Note each line of the listing that contains the string "text", and copy it.

[Recorded data]

════════

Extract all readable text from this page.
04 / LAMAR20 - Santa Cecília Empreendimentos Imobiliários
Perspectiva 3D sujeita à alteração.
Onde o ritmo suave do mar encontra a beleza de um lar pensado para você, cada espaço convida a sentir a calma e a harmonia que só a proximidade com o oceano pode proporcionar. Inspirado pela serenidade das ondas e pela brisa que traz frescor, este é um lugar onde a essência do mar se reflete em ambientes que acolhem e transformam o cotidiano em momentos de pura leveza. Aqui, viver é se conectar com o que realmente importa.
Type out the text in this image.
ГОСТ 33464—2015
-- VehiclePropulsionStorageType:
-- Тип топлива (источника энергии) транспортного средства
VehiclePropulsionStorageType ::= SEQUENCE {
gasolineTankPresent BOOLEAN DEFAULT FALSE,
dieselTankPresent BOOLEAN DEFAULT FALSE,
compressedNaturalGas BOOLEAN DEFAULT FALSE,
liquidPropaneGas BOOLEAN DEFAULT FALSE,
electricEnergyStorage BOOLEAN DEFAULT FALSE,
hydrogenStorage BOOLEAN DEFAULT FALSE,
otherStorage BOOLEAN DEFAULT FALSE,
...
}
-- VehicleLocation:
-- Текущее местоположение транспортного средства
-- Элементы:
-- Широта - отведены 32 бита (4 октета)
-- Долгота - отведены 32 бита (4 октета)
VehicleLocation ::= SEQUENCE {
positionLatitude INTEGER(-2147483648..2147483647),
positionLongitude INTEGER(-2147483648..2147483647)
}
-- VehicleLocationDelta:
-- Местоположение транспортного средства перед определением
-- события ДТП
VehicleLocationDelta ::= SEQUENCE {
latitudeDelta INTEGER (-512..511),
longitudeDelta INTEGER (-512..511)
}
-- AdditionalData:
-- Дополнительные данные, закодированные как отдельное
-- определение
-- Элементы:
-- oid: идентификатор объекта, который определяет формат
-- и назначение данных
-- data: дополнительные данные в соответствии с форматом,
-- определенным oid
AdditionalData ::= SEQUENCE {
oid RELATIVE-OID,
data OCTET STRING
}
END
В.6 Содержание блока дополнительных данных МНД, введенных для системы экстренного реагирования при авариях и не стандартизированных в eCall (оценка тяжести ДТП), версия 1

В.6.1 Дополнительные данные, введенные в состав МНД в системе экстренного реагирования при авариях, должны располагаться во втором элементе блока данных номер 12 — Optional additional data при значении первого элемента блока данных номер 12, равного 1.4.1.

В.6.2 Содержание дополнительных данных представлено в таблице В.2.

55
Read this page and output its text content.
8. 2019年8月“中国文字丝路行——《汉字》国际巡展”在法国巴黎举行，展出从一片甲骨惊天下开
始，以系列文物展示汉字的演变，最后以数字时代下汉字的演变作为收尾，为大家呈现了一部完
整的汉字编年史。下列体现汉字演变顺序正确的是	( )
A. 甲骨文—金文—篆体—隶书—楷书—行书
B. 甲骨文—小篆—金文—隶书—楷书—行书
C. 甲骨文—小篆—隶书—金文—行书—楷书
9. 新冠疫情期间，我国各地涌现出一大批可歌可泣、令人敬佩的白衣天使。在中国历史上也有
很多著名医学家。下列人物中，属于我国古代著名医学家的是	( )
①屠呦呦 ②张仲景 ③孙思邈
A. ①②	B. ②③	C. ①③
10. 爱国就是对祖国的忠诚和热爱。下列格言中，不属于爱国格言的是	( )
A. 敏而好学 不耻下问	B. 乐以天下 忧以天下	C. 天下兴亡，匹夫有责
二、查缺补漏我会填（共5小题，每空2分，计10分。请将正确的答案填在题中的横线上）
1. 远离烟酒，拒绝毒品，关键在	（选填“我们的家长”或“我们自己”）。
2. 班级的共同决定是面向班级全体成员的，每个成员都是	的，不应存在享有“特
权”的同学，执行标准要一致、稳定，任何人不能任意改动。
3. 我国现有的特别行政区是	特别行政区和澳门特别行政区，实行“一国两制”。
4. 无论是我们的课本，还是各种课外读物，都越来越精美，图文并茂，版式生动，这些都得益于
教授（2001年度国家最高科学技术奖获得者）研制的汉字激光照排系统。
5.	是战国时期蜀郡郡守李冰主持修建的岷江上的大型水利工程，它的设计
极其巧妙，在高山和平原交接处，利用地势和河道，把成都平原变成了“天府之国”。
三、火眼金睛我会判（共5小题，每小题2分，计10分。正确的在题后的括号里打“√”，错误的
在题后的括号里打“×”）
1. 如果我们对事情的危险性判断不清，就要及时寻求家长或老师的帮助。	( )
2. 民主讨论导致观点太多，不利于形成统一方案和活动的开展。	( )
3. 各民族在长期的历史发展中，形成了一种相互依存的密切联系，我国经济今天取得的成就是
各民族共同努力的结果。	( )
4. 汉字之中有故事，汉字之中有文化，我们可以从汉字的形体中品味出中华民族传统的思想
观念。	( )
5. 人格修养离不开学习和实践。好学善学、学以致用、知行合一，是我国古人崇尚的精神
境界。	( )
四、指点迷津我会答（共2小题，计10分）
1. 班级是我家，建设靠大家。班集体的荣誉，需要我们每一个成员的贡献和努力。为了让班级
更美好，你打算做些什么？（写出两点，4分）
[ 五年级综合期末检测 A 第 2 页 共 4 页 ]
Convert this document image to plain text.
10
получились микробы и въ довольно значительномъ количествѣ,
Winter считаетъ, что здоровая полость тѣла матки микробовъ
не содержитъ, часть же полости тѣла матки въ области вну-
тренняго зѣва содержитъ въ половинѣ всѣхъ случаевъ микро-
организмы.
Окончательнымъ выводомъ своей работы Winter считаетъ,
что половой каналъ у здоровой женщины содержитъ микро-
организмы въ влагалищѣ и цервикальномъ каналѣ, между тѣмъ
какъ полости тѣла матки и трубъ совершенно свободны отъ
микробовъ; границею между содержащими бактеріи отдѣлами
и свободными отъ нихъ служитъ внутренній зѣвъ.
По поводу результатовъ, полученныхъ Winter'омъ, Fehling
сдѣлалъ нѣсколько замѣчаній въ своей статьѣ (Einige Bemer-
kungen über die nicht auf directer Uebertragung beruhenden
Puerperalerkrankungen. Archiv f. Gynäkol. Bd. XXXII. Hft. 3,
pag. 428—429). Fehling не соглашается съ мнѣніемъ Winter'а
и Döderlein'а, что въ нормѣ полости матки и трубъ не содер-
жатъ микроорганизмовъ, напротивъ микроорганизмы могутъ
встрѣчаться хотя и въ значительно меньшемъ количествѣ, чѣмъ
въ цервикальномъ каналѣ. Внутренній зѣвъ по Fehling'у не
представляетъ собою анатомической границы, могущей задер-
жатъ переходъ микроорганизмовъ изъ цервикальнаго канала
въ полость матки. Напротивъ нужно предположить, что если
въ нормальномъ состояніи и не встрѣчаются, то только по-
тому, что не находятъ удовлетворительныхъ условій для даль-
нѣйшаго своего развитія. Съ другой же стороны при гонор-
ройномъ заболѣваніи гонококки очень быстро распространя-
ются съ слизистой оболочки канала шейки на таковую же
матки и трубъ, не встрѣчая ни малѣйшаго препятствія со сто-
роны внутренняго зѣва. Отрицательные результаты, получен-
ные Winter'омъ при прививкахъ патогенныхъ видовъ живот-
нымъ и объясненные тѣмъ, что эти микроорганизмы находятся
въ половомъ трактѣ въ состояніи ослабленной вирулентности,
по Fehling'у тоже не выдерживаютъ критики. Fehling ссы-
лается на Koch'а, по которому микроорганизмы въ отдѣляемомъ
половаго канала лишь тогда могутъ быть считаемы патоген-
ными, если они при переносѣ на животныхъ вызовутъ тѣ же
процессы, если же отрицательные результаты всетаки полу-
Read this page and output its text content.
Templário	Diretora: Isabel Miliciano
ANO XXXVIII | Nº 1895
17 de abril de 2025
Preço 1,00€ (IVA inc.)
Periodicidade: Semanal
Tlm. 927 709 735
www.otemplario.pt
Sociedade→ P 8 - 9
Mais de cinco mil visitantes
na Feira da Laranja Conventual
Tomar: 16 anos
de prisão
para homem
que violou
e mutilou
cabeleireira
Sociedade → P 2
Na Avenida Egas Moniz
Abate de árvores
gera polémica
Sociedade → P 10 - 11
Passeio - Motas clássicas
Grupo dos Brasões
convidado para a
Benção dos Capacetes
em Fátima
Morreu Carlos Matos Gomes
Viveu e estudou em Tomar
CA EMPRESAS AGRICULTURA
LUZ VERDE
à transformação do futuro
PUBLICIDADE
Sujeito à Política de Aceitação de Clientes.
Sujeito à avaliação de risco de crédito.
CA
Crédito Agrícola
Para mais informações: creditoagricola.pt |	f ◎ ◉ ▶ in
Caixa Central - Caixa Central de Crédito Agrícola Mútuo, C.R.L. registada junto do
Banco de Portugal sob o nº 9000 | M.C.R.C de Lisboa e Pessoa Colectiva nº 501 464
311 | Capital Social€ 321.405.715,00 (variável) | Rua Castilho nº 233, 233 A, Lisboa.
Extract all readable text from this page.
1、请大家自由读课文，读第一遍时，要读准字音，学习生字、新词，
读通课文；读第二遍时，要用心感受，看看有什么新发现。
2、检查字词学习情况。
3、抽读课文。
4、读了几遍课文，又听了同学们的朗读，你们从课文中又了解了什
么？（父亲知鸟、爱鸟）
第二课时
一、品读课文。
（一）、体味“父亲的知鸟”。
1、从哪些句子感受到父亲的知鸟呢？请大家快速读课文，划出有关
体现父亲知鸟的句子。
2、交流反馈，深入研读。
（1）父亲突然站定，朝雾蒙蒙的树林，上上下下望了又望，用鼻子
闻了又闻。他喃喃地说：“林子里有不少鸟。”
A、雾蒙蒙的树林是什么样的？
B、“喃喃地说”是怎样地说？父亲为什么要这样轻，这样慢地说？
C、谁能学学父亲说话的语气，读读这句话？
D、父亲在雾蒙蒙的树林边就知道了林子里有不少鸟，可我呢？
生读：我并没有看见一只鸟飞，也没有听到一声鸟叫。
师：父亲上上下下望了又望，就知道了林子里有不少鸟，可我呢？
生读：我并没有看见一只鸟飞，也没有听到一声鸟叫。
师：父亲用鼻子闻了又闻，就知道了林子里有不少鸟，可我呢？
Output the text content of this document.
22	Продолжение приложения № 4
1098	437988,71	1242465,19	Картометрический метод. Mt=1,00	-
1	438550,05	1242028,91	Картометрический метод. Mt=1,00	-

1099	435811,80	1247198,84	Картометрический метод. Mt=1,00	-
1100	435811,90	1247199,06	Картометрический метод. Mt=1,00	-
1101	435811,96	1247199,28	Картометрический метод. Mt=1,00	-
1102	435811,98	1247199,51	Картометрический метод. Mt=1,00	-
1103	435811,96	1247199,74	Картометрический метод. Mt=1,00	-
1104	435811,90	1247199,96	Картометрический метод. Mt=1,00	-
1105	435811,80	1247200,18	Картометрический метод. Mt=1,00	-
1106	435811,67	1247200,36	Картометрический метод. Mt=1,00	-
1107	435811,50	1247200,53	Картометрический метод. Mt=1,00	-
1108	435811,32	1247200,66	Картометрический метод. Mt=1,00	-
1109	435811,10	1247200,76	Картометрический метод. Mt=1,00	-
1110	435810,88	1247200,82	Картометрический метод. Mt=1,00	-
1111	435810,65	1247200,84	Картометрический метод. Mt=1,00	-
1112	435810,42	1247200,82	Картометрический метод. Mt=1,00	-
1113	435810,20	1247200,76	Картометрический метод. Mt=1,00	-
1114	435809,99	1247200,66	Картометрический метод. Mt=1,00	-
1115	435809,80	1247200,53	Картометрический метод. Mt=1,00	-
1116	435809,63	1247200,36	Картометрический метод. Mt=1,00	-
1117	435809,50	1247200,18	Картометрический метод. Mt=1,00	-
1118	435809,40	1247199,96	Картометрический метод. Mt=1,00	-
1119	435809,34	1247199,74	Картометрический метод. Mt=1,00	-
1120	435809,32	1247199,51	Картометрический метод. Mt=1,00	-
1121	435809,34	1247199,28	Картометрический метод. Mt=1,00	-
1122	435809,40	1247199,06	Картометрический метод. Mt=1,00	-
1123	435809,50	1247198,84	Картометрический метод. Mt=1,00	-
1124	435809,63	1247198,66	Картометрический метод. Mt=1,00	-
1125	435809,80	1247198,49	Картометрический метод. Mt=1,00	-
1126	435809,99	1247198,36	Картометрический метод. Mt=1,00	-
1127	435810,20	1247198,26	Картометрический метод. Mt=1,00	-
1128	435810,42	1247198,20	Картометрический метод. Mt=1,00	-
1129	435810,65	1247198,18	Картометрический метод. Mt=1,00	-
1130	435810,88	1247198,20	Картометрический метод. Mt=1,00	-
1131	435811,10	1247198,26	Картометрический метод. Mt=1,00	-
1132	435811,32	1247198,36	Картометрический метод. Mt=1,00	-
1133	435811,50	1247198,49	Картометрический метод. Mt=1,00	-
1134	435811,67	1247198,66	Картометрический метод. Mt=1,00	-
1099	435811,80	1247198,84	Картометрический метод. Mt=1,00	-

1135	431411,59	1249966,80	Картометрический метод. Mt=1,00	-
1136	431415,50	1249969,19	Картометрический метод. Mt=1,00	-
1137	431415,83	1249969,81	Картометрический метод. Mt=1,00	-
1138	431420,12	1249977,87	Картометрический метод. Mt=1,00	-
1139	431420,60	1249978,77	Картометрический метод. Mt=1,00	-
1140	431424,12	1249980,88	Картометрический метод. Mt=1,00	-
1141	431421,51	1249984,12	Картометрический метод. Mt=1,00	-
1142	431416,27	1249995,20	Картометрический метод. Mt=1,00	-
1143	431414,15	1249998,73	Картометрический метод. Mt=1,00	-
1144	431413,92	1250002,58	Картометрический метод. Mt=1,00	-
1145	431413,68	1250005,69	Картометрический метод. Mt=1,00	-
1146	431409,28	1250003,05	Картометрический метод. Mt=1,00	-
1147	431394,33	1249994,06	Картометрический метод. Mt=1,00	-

════════

- _WORKED SOLUTION_
Extract all readable text from this page.
Type out the text in this image.
Read this page and output its text content.
Convert this document image to plain text.
Read this page and output its text content.
Extract all readable text from this page.
Output the text content of this document.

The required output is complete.